## Instructions for the task
Find the lines holding the word "bottom" and collect them.

[Figure dataset records]
:::
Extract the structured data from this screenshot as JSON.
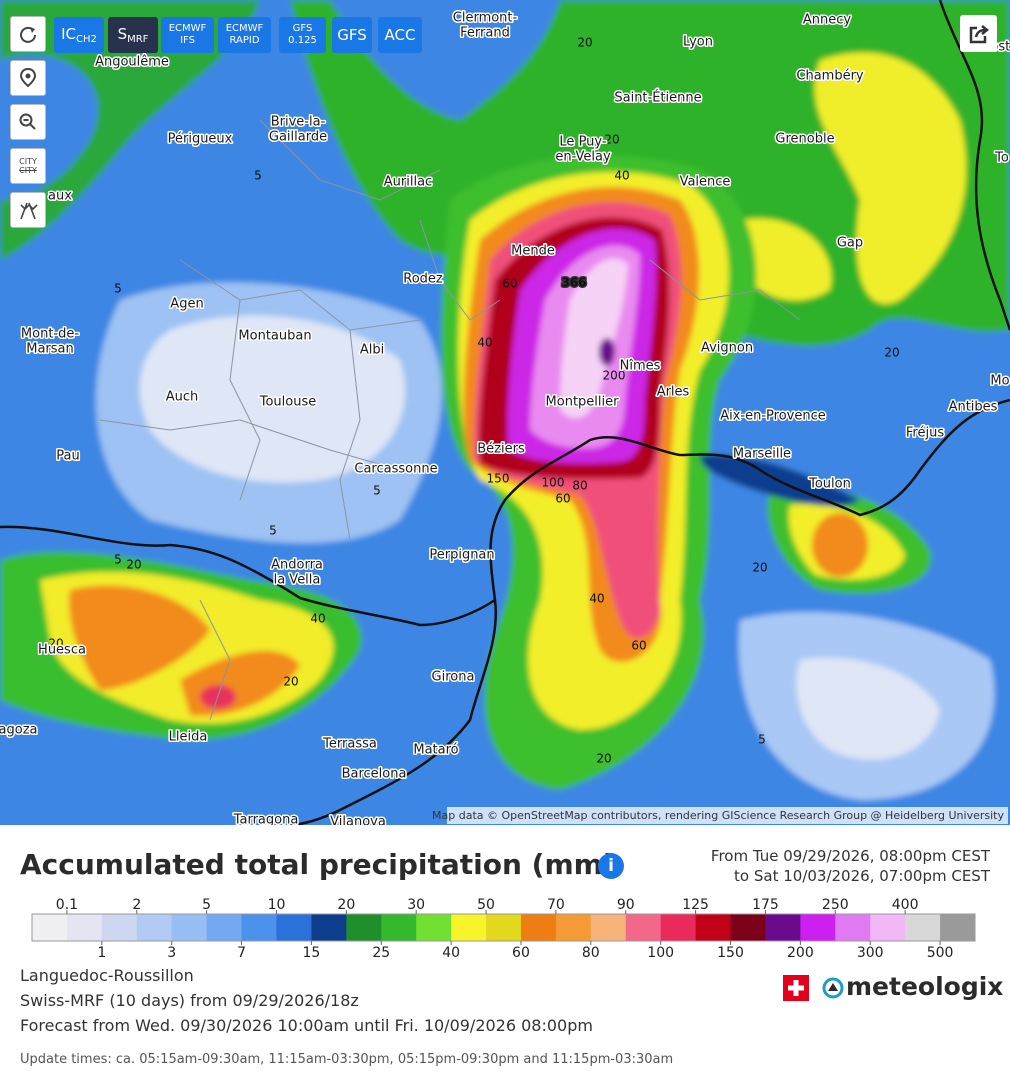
{
  "toolbar": {
    "buttons": [
      {
        "text": "IC",
        "sub": "CH2"
      },
      {
        "text": "S",
        "sub": "MRF"
      },
      {
        "top": "ECMWF",
        "bottom": "IFS"
      },
      {
        "top": "ECMWF",
        "bottom": "RAPID"
      },
      {
        "top": "GFS",
        "bottom": "0.125"
      },
      {
        "text": "GFS"
      },
      {
        "text": "ACC"
      }
    ],
    "city_icon": "CITY"
  },
  "map": {
    "cities": [
      "Angoulême",
      "Périgueux",
      [
        "Brive-la-",
        "Gaillarde"
      ],
      "Aurillac",
      [
        "Clermont-",
        "Ferrand"
      ],
      "Lyon",
      "Saint-Étienne",
      [
        "Le Puy-",
        "en-Velay"
      ],
      "Valence",
      "Annecy",
      "Chambéry",
      "Grenoble",
      "Gap",
      "Mende",
      "Rodez",
      "Agen",
      "Montauban",
      "Albi",
      [
        "Mont-de-",
        "Marsan"
      ],
      "Auch",
      "Toulouse",
      "Pau",
      "Carcassonne",
      "Béziers",
      "Montpellier",
      "Nîmes",
      "Arles",
      "Avignon",
      "Aix-en-Provence",
      "Marseille",
      "Toulon",
      "Fréjus",
      "Antibes",
      "Perpignan",
      [
        "Andorra",
        "la Vella"
      ],
      "Huesca",
      "Girona",
      "Lleida",
      "Terrassa",
      "Mataró",
      "Barcelona",
      "Tarragona",
      "Vilanova",
      "agoza",
      "aux",
      "Mo",
      "To",
      "Aost"
    ],
    "contour_labels": [
      366,
      60,
      40,
      200,
      100,
      60,
      80,
      150,
      40,
      60,
      40,
      20,
      20,
      20,
      20,
      20,
      5,
      5,
      5,
      5,
      5,
      5,
      20,
      20,
      40,
      20
    ],
    "attribution": "Map data © OpenStreetMap contributors, rendering GIScience Research Group @ Heidelberg University"
  },
  "header": {
    "title": "Accumulated total precipitation (mm)",
    "info_icon": "i",
    "period_from": "From Tue 09/29/2026, 08:00pm CEST",
    "period_to": "to Sat 10/03/2026, 07:00pm CEST"
  },
  "legend": {
    "labels": [
      0.1,
      1,
      2,
      3,
      5,
      7,
      10,
      15,
      20,
      25,
      30,
      40,
      50,
      60,
      70,
      80,
      90,
      100,
      125,
      150,
      175,
      200,
      250,
      300,
      400,
      500
    ],
    "colors": [
      "#f0f0f2",
      "#e4e4f2",
      "#cdd7f2",
      "#b3caf4",
      "#98bff5",
      "#72a9f0",
      "#4c91eb",
      "#2a72da",
      "#0f3d8e",
      "#1e8f2a",
      "#34b82c",
      "#72e032",
      "#f5f52a",
      "#e2d81e",
      "#ef7e12",
      "#f59b36",
      "#f7b47a",
      "#f2688a",
      "#ea2a5a",
      "#c20018",
      "#7c0018",
      "#6a0a8c",
      "#cc1ff0",
      "#e07af2",
      "#f2b8f6",
      "#d8d8d8",
      "#9a9a9a"
    ]
  },
  "info": {
    "region": "Languedoc-Roussillon",
    "model": "Swiss-MRF (10 days) from 09/29/2026/18z",
    "forecast": "Forecast from Wed. 09/30/2026 10:00am until Fri. 10/09/2026 08:00pm",
    "update_times": "Update times: ca. 05:15am-09:30am, 11:15am-03:30pm, 05:15pm-09:30pm and 11:15pm-03:30am",
    "logo": "meteologix"
  }
}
:::
## Finished task
        "bottom": "IFS"
        "bottom": "RAPID"
        "bottom": "0.125"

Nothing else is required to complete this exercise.